* _TASK STATEMENT_: Count the lines in the data below where the string "Call" occurs, please, and give the number alone.

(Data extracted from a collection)
▼

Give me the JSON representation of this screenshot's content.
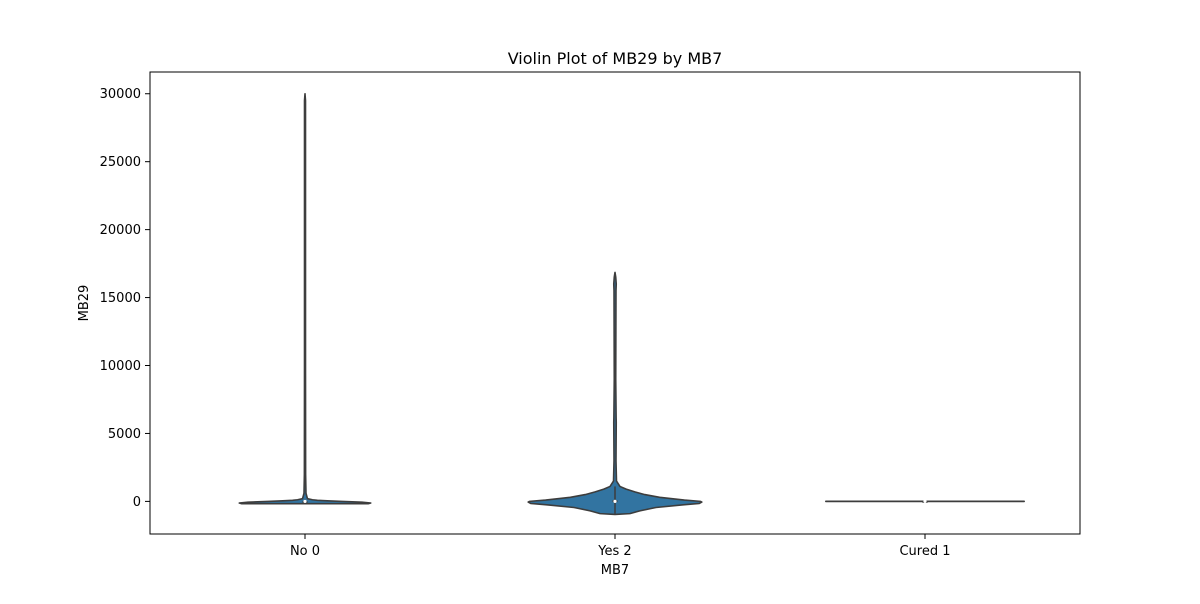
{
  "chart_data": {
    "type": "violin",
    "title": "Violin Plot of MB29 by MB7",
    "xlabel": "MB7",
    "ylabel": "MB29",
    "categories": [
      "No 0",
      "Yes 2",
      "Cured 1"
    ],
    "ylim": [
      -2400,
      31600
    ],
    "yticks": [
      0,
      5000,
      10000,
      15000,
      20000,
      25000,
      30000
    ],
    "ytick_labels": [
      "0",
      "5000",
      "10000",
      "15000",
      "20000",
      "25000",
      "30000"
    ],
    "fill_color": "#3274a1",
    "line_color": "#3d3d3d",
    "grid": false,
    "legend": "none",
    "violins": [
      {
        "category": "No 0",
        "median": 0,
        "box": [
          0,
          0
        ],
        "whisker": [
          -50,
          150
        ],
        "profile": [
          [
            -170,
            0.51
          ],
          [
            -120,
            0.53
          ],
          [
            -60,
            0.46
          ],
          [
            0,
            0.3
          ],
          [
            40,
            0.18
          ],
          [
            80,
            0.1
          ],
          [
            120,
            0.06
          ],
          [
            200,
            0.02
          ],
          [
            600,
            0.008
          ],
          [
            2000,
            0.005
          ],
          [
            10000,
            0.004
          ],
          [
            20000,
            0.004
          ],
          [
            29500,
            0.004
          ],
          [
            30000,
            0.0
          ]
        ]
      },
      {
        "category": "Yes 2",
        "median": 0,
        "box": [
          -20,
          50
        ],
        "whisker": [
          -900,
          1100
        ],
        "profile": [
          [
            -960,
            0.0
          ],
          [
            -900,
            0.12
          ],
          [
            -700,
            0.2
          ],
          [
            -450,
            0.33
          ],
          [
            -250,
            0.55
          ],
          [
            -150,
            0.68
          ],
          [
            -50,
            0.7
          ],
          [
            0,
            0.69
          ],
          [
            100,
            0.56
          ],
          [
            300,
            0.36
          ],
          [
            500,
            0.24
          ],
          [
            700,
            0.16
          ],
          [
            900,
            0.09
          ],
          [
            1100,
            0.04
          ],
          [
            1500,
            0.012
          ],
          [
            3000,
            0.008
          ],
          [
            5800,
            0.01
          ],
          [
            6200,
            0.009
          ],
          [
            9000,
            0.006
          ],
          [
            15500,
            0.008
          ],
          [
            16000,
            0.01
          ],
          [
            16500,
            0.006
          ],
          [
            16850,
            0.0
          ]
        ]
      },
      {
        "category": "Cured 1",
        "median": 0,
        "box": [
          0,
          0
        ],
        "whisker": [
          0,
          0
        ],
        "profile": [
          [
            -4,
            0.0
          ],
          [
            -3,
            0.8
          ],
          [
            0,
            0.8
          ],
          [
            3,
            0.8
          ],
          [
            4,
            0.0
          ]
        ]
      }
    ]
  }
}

▲
▼

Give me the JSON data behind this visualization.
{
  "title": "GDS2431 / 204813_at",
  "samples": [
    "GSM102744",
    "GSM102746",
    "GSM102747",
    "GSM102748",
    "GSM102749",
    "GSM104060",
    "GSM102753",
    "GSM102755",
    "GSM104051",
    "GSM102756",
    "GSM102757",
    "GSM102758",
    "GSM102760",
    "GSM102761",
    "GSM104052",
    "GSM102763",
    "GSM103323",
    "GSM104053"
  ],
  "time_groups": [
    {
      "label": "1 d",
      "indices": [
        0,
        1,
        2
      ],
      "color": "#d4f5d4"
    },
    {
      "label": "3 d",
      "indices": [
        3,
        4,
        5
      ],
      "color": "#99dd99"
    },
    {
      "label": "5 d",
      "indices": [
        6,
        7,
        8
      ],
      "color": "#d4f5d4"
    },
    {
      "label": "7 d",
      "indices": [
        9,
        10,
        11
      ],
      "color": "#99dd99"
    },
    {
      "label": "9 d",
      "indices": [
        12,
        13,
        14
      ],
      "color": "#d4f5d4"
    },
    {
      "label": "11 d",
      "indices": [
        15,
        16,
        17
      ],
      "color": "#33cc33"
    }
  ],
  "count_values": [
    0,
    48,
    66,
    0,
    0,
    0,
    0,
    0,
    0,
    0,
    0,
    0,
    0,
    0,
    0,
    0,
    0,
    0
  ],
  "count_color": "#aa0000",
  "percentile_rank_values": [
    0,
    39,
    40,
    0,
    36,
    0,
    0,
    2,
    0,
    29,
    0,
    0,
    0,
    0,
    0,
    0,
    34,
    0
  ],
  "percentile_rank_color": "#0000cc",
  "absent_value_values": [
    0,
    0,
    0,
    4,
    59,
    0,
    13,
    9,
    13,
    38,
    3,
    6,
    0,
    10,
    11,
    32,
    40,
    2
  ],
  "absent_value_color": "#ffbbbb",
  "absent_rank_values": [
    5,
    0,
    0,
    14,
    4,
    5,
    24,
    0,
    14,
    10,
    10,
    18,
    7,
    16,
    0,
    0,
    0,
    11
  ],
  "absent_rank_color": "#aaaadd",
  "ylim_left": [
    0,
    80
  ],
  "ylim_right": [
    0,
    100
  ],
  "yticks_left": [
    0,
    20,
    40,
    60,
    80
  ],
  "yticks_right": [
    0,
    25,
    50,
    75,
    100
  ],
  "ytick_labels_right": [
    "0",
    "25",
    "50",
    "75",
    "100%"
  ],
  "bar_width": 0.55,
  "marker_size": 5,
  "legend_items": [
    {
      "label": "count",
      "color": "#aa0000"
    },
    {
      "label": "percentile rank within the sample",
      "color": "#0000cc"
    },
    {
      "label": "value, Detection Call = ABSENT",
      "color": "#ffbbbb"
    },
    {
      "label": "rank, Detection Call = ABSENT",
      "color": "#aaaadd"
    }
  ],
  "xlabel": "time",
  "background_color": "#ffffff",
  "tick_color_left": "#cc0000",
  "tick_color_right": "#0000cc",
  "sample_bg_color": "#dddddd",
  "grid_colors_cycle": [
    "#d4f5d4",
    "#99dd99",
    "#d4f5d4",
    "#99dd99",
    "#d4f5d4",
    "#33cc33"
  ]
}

▲

* _COMPLETE ANSWER_: 2